> The task: Restate all of the data exactly.

(Records contained in a dataset)
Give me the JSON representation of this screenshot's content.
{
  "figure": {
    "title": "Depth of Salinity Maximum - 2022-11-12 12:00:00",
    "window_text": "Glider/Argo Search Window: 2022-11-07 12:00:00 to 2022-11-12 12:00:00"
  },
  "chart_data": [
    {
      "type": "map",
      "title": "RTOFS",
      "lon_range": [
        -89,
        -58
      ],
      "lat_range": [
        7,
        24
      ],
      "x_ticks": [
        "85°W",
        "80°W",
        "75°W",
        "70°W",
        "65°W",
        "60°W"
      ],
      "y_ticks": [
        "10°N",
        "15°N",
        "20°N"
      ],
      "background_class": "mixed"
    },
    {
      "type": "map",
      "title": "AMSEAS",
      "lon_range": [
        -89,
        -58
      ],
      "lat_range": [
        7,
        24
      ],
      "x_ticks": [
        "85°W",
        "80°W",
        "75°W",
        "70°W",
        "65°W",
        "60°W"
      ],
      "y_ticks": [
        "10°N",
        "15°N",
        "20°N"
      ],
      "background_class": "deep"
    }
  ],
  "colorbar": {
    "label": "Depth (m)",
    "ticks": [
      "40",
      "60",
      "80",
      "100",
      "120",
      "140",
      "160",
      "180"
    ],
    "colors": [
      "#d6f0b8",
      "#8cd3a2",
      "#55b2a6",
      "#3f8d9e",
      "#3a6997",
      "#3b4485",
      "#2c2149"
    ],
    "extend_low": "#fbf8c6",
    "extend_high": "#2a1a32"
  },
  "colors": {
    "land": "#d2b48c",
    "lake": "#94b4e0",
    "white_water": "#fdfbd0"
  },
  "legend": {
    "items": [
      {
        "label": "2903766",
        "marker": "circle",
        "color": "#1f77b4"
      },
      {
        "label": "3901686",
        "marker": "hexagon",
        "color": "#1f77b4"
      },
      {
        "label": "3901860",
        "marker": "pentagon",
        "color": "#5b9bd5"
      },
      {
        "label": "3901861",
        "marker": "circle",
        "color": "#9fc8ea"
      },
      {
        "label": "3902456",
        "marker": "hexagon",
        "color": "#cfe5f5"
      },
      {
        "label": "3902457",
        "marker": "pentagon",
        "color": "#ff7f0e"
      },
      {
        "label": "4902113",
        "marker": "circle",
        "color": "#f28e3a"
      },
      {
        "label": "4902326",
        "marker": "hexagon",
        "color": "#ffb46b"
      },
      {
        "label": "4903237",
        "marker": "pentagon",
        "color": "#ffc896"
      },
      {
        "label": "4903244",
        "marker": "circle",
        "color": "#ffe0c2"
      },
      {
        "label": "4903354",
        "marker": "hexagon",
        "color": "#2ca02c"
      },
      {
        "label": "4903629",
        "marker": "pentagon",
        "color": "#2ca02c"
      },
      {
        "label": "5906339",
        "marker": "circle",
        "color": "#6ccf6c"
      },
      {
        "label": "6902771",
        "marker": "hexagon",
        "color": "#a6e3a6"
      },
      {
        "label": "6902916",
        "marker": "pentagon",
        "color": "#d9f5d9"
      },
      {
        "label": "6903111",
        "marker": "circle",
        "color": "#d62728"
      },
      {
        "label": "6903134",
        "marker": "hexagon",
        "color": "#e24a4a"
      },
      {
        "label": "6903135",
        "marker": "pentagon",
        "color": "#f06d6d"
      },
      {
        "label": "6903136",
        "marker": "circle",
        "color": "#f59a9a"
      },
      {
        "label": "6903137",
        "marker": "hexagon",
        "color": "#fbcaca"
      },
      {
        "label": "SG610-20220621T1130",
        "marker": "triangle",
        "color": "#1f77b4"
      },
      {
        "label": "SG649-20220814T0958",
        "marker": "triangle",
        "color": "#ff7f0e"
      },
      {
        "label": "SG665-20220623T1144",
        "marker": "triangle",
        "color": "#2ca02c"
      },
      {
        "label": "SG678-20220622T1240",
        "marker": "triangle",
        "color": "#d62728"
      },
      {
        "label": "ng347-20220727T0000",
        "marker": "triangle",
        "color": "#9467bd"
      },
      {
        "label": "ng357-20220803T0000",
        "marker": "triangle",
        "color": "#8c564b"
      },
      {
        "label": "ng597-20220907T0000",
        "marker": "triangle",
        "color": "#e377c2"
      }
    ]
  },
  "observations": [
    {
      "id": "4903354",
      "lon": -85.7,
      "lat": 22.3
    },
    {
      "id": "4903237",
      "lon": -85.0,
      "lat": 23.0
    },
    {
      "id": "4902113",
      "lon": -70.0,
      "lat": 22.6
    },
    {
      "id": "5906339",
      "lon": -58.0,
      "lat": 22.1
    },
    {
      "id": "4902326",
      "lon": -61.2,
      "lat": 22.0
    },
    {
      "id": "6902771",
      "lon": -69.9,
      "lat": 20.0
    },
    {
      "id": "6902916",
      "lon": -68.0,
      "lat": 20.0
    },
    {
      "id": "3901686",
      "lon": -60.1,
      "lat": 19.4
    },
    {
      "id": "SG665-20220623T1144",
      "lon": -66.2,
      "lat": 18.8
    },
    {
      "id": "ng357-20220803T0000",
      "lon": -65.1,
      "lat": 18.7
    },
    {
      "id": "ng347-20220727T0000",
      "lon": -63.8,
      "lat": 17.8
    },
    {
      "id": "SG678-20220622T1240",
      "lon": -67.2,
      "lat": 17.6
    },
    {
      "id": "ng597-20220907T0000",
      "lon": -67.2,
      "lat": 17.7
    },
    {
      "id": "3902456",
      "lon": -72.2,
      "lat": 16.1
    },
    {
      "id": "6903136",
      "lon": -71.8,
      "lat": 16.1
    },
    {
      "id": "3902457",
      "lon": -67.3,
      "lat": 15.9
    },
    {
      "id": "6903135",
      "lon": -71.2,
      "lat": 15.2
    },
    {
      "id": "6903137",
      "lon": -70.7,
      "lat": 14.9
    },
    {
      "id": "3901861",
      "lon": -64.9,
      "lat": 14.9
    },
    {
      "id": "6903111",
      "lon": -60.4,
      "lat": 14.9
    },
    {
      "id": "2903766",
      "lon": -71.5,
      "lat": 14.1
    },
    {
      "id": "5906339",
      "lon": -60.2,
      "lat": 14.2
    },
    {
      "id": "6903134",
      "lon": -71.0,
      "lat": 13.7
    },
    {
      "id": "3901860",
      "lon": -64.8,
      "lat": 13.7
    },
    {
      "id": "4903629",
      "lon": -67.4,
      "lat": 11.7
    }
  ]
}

> The result:
Give me the JSON representation of this screenshot's content.
{
  "figure": {
    "title": "Depth of Salinity Maximum - 2022-11-12 12:00:00",
    "window_text": "Glider/Argo Search Window: 2022-11-07 12:00:00 to 2022-11-12 12:00:00"
  },
  "chart_data": [
    {
      "type": "map",
      "title": "RTOFS",
      "lon_range": [
        -89,
        -58
      ],
      "lat_range": [
        7,
        24
      ],
      "x_ticks": [
        "85°W",
        "80°W",
        "75°W",
        "70°W",
        "65°W",
        "60°W"
      ],
      "y_ticks": [
        "10°N",
        "15°N",
        "20°N"
      ],
      "background_class": "mixed"
    },
    {
      "type": "map",
      "title": "AMSEAS",
      "lon_range": [
        -89,
        -58
      ],
      "lat_range": [
        7,
        24
      ],
      "x_ticks": [
        "85°W",
        "80°W",
        "75°W",
        "70°W",
        "65°W",
        "60°W"
      ],
      "y_ticks": [
        "10°N",
        "15°N",
        "20°N"
      ],
      "background_class": "deep"
    }
  ],
  "colorbar": {
    "label": "Depth (m)",
    "ticks": [
      "40",
      "60",
      "80",
      "100",
      "120",
      "140",
      "160",
      "180"
    ],
    "colors": [
      "#d6f0b8",
      "#8cd3a2",
      "#55b2a6",
      "#3f8d9e",
      "#3a6997",
      "#3b4485",
      "#2c2149"
    ],
    "extend_low": "#fbf8c6",
    "extend_high": "#2a1a32"
  },
  "colors": {
    "land": "#d2b48c",
    "lake": "#94b4e0",
    "white_water": "#fdfbd0"
  },
  "legend": {
    "items": [
      {
        "label": "2903766",
        "marker": "circle",
        "color": "#1f77b4"
      },
      {
        "label": "3901686",
        "marker": "hexagon",
        "color": "#1f77b4"
      },
      {
        "label": "3901860",
        "marker": "pentagon",
        "color": "#5b9bd5"
      },
      {
        "label": "3901861",
        "marker": "circle",
        "color": "#9fc8ea"
      },
      {
        "label": "3902456",
        "marker": "hexagon",
        "color": "#cfe5f5"
      },
      {
        "label": "3902457",
        "marker": "pentagon",
        "color": "#ff7f0e"
      },
      {
        "label": "4902113",
        "marker": "circle",
        "color": "#f28e3a"
      },
      {
        "label": "4902326",
        "marker": "hexagon",
        "color": "#ffb46b"
      },
      {
        "label": "4903237",
        "marker": "pentagon",
        "color": "#ffc896"
      },
      {
        "label": "4903244",
        "marker": "circle",
        "color": "#ffe0c2"
      },
      {
        "label": "4903354",
        "marker": "hexagon",
        "color": "#2ca02c"
      },
      {
        "label": "4903629",
        "marker": "pentagon",
        "color": "#2ca02c"
      },
      {
        "label": "5906339",
        "marker": "circle",
        "color": "#6ccf6c"
      },
      {
        "label": "6902771",
        "marker": "hexagon",
        "color": "#a6e3a6"
      },
      {
        "label": "6902916",
        "marker": "pentagon",
        "color": "#d9f5d9"
      },
      {
        "label": "6903111",
        "marker": "circle",
        "color": "#d62728"
      },
      {
        "label": "6903134",
        "marker": "hexagon",
        "color": "#e24a4a"
      },
      {
        "label": "6903135",
        "marker": "pentagon",
        "color": "#f06d6d"
      },
      {
        "label": "6903136",
        "marker": "circle",
        "color": "#f59a9a"
      },
      {
        "label": "6903137",
        "marker": "hexagon",
        "color": "#fbcaca"
      },
      {
        "label": "SG610-20220621T1130",
        "marker": "triangle",
        "color": "#1f77b4"
      },
      {
        "label": "SG649-20220814T0958",
        "marker": "triangle",
        "color": "#ff7f0e"
      },
      {
        "label": "SG665-20220623T1144",
        "marker": "triangle",
        "color": "#2ca02c"
      },
      {
        "label": "SG678-20220622T1240",
        "marker": "triangle",
        "color": "#d62728"
      },
      {
        "label": "ng347-20220727T0000",
        "marker": "triangle",
        "color": "#9467bd"
      },
      {
        "label": "ng357-20220803T0000",
        "marker": "triangle",
        "color": "#8c564b"
      },
      {
        "label": "ng597-20220907T0000",
        "marker": "triangle",
        "color": "#e377c2"
      }
    ]
  },
  "observations": [
    {
      "id": "4903354",
      "lon": -85.7,
      "lat": 22.3
    },
    {
      "id": "4903237",
      "lon": -85.0,
      "lat": 23.0
    },
    {
      "id": "4902113",
      "lon": -70.0,
      "lat": 22.6
    },
    {
      "id": "5906339",
      "lon": -58.0,
      "lat": 22.1
    },
    {
      "id": "4902326",
      "lon": -61.2,
      "lat": 22.0
    },
    {
      "id": "6902771",
      "lon": -69.9,
      "lat": 20.0
    },
    {
      "id": "6902916",
      "lon": -68.0,
      "lat": 20.0
    },
    {
      "id": "3901686",
      "lon": -60.1,
      "lat": 19.4
    },
    {
      "id": "SG665-20220623T1144",
      "lon": -66.2,
      "lat": 18.8
    },
    {
      "id": "ng357-20220803T0000",
      "lon": -65.1,
      "lat": 18.7
    },
    {
      "id": "ng347-20220727T0000",
      "lon": -63.8,
      "lat": 17.8
    },
    {
      "id": "SG678-20220622T1240",
      "lon": -67.2,
      "lat": 17.6
    },
    {
      "id": "ng597-20220907T0000",
      "lon": -67.2,
      "lat": 17.7
    },
    {
      "id": "3902456",
      "lon": -72.2,
      "lat": 16.1
    },
    {
      "id": "6903136",
      "lon": -71.8,
      "lat": 16.1
    },
    {
      "id": "3902457",
      "lon": -67.3,
      "lat": 15.9
    },
    {
      "id": "6903135",
      "lon": -71.2,
      "lat": 15.2
    },
    {
      "id": "6903137",
      "lon": -70.7,
      "lat": 14.9
    },
    {
      "id": "3901861",
      "lon": -64.9,
      "lat": 14.9
    },
    {
      "id": "6903111",
      "lon": -60.4,
      "lat": 14.9
    },
    {
      "id": "2903766",
      "lon": -71.5,
      "lat": 14.1
    },
    {
      "id": "5906339",
      "lon": -60.2,
      "lat": 14.2
    },
    {
      "id": "6903134",
      "lon": -71.0,
      "lat": 13.7
    },
    {
      "id": "3901860",
      "lon": -64.8,
      "lat": 13.7
    },
    {
      "id": "4903629",
      "lon": -67.4,
      "lat": 11.7
    }
  ]
}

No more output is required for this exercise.